== DIRECTIONS FOR THIS TASK ==
Filter the records below for the word "page". Copy each line that holds it.
* start DATA SECTION *
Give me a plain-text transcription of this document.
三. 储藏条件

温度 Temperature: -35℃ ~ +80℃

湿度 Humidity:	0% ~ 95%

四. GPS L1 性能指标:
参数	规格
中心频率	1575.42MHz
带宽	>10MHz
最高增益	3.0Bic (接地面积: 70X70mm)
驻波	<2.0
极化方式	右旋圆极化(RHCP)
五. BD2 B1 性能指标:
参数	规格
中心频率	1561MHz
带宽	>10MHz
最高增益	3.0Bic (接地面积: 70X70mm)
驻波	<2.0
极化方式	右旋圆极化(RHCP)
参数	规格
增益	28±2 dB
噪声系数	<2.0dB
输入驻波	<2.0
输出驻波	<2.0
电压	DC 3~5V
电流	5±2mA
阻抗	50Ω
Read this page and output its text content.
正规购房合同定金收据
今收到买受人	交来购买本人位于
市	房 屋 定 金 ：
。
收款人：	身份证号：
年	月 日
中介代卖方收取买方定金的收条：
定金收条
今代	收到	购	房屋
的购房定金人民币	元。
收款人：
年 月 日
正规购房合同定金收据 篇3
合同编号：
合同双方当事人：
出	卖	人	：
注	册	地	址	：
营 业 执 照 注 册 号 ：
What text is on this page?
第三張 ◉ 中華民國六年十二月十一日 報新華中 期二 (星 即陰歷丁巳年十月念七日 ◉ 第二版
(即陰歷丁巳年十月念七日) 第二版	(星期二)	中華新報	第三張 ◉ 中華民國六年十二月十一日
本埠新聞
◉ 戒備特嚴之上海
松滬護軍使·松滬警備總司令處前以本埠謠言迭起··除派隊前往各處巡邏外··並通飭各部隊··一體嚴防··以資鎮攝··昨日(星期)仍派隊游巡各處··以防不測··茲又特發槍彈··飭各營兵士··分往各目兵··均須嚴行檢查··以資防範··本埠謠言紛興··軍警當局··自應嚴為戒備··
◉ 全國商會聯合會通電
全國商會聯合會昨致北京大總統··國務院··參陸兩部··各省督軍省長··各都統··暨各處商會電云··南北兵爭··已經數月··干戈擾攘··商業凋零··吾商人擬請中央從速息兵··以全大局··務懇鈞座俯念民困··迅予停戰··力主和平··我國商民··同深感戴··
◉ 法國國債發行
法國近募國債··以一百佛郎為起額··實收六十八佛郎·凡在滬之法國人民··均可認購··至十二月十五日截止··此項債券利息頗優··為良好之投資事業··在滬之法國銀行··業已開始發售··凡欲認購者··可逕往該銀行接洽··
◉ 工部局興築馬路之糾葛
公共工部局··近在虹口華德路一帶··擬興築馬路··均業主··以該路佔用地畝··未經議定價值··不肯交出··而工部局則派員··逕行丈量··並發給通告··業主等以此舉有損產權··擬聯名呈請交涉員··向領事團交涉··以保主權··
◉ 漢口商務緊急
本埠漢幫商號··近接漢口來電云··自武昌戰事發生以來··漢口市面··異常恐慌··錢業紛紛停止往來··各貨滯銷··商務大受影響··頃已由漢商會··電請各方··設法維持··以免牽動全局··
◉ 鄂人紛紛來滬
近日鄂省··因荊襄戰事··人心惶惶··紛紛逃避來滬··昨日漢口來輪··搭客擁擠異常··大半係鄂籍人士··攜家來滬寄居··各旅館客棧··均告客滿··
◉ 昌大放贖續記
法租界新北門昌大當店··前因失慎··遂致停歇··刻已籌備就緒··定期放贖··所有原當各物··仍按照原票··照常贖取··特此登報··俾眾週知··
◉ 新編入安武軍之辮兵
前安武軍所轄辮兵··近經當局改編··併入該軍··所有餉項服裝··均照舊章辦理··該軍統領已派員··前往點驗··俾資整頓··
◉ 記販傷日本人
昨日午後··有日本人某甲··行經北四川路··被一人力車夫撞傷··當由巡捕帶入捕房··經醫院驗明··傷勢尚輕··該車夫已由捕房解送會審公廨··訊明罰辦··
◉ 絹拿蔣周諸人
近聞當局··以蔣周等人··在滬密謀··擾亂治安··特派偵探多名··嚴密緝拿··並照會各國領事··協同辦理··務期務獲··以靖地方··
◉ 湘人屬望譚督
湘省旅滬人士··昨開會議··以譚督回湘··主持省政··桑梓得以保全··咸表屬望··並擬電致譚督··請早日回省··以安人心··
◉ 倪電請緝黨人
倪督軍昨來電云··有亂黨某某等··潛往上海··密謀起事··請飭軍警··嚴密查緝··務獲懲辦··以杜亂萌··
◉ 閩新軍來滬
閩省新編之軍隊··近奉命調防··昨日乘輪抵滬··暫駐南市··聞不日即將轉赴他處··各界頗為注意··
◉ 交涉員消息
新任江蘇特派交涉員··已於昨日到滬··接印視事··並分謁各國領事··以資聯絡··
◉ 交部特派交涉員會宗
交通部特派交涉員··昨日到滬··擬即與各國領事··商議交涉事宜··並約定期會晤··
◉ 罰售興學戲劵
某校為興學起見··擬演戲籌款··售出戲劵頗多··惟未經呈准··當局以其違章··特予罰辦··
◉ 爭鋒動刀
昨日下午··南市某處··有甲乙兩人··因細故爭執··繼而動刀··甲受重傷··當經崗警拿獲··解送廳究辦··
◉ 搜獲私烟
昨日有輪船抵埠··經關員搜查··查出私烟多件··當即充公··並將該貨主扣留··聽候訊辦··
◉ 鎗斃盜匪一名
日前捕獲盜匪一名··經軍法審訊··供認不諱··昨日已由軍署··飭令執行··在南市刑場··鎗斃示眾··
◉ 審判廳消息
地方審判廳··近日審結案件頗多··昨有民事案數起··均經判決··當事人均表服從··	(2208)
* end DATA SECTION *
== REPLY ==
Read this page and output its text content.
What text is on this page?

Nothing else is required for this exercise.